Transcribe the material below exactly as it appears.
++++++++
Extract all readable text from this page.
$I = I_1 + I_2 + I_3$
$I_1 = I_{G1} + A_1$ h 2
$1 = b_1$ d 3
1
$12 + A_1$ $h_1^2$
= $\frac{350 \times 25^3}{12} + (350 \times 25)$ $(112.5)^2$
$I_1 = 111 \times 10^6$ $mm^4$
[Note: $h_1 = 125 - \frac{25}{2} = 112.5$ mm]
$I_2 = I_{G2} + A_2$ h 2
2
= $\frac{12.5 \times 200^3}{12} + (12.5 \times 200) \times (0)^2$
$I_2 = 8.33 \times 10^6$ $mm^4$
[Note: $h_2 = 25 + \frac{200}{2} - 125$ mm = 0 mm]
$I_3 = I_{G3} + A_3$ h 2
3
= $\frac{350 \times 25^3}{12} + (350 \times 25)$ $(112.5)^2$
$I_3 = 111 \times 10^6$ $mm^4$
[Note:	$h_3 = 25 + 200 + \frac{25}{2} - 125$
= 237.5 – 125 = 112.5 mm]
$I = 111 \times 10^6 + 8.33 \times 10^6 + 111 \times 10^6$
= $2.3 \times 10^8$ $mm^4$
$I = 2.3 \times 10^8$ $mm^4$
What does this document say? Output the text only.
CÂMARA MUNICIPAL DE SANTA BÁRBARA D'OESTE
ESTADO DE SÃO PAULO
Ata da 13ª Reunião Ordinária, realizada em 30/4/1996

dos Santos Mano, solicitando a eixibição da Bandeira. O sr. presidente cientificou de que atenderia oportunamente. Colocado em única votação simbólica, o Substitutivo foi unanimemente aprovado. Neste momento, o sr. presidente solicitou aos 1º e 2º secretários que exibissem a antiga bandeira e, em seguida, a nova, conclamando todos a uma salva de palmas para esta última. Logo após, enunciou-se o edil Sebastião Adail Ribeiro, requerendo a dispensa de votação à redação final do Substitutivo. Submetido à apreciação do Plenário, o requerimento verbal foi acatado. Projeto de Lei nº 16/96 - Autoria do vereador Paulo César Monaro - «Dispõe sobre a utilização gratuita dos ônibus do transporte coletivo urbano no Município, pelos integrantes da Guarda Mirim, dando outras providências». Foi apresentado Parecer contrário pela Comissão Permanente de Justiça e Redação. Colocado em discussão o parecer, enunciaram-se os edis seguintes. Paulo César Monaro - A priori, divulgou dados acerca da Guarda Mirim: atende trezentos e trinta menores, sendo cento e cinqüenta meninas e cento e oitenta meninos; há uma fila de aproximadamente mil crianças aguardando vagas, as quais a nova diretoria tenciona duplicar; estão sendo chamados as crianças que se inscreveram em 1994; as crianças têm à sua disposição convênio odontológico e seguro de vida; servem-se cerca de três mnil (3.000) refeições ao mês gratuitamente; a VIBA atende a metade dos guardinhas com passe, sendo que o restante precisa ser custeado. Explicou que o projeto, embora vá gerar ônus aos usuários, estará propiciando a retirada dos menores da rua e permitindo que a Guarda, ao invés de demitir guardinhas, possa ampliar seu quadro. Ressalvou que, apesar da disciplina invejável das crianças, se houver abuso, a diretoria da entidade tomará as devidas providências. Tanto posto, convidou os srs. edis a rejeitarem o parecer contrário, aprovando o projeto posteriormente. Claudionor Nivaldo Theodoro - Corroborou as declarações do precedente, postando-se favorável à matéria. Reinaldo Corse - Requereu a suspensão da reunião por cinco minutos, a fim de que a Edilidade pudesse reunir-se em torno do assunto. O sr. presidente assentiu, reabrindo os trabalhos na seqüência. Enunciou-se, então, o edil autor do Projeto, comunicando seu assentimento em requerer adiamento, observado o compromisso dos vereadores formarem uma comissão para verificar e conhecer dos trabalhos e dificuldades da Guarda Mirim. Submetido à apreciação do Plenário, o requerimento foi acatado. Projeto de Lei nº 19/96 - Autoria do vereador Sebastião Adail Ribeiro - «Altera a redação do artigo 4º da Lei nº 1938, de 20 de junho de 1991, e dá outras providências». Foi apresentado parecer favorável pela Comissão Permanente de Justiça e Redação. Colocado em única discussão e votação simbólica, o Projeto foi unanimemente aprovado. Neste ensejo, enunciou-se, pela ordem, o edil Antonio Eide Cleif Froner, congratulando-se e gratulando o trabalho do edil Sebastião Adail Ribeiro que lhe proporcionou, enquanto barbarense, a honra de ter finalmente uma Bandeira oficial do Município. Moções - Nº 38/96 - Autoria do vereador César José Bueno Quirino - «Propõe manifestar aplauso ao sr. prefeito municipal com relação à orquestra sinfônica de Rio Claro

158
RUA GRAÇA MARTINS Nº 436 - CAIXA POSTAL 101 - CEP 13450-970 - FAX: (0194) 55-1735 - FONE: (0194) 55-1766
++++++++
• WORKED ANSWER:
Extract all readable text from this page.
$I = I_1 + I_2 + I_3$
$I_1 = I_{G1} + A_1$ h 2
$1 = b_1$ d 3
1
$12 + A_1$ $h_1^2$
= $\frac{350 \times 25^3}{12} + (350 \times 25)$ $(112.5)^2$
$I_1 = 111 \times 10^6$ $mm^4$
[Note: $h_1 = 125 - \frac{25}{2} = 112.5$ mm]
$I_2 = I_{G2} + A_2$ h 2
2
= $\frac{12.5 \times 200^3}{12} + (12.5 \times 200) \times (0)^2$
$I_2 = 8.33 \times 10^6$ $mm^4$
[Note: $h_2 = 25 + \frac{200}{2} - 125$ mm = 0 mm]
$I_3 = I_{G3} + A_3$ h 2
3
= $\frac{350 \times 25^3}{12} + (350 \times 25)$ $(112.5)^2$
$I_3 = 111 \times 10^6$ $mm^4$
[Note:	$h_3 = 25 + 200 + \frac{25}{2} - 125$
= 237.5 – 125 = 112.5 mm]
$I = 111 \times 10^6 + 8.33 \times 10^6 + 111 \times 10^6$
= $2.3 \times 10^8$ $mm^4$
$I = 2.3 \times 10^8$ $mm^4$
What does this document say? Output the text only.
CÂMARA MUNICIPAL DE SANTA BÁRBARA D'OESTE
ESTADO DE SÃO PAULO
Ata da 13ª Reunião Ordinária, realizada em 30/4/1996

dos Santos Mano, solicitando a eixibição da Bandeira. O sr. presidente cientificou de que atenderia oportunamente. Colocado em única votação simbólica, o Substitutivo foi unanimemente aprovado. Neste momento, o sr. presidente solicitou aos 1º e 2º secretários que exibissem a antiga bandeira e, em seguida, a nova, conclamando todos a uma salva de palmas para esta última. Logo após, enunciou-se o edil Sebastião Adail Ribeiro, requerendo a dispensa de votação à redação final do Substitutivo. Submetido à apreciação do Plenário, o requerimento verbal foi acatado. Projeto de Lei nº 16/96 - Autoria do vereador Paulo César Monaro - «Dispõe sobre a utilização gratuita dos ônibus do transporte coletivo urbano no Município, pelos integrantes da Guarda Mirim, dando outras providências». Foi apresentado Parecer contrário pela Comissão Permanente de Justiça e Redação. Colocado em discussão o parecer, enunciaram-se os edis seguintes. Paulo César Monaro - A priori, divulgou dados acerca da Guarda Mirim: atende trezentos e trinta menores, sendo cento e cinqüenta meninas e cento e oitenta meninos; há uma fila de aproximadamente mil crianças aguardando vagas, as quais a nova diretoria tenciona duplicar; estão sendo chamados as crianças que se inscreveram em 1994; as crianças têm à sua disposição convênio odontológico e seguro de vida; servem-se cerca de três mnil (3.000) refeições ao mês gratuitamente; a VIBA atende a metade dos guardinhas com passe, sendo que o restante precisa ser custeado. Explicou que o projeto, embora vá gerar ônus aos usuários, estará propiciando a retirada dos menores da rua e permitindo que a Guarda, ao invés de demitir guardinhas, possa ampliar seu quadro. Ressalvou que, apesar da disciplina invejável das crianças, se houver abuso, a diretoria da entidade tomará as devidas providências. Tanto posto, convidou os srs. edis a rejeitarem o parecer contrário, aprovando o projeto posteriormente. Claudionor Nivaldo Theodoro - Corroborou as declarações do precedente, postando-se favorável à matéria. Reinaldo Corse - Requereu a suspensão da reunião por cinco minutos, a fim de que a Edilidade pudesse reunir-se em torno do assunto. O sr. presidente assentiu, reabrindo os trabalhos na seqüência. Enunciou-se, então, o edil autor do Projeto, comunicando seu assentimento em requerer adiamento, observado o compromisso dos vereadores formarem uma comissão para verificar e conhecer dos trabalhos e dificuldades da Guarda Mirim. Submetido à apreciação do Plenário, o requerimento foi acatado. Projeto de Lei nº 19/96 - Autoria do vereador Sebastião Adail Ribeiro - «Altera a redação do artigo 4º da Lei nº 1938, de 20 de junho de 1991, e dá outras providências». Foi apresentado parecer favorável pela Comissão Permanente de Justiça e Redação. Colocado em única discussão e votação simbólica, o Projeto foi unanimemente aprovado. Neste ensejo, enunciou-se, pela ordem, o edil Antonio Eide Cleif Froner, congratulando-se e gratulando o trabalho do edil Sebastião Adail Ribeiro que lhe proporcionou, enquanto barbarense, a honra de ter finalmente uma Bandeira oficial do Município. Moções - Nº 38/96 - Autoria do vereador César José Bueno Quirino - «Propõe manifestar aplauso ao sr. prefeito municipal com relação à orquestra sinfônica de Rio Claro

158
RUA GRAÇA MARTINS Nº 436 - CAIXA POSTAL 101 - CEP 13450-970 - FAX: (0194) 55-1735 - FONE: (0194) 55-1766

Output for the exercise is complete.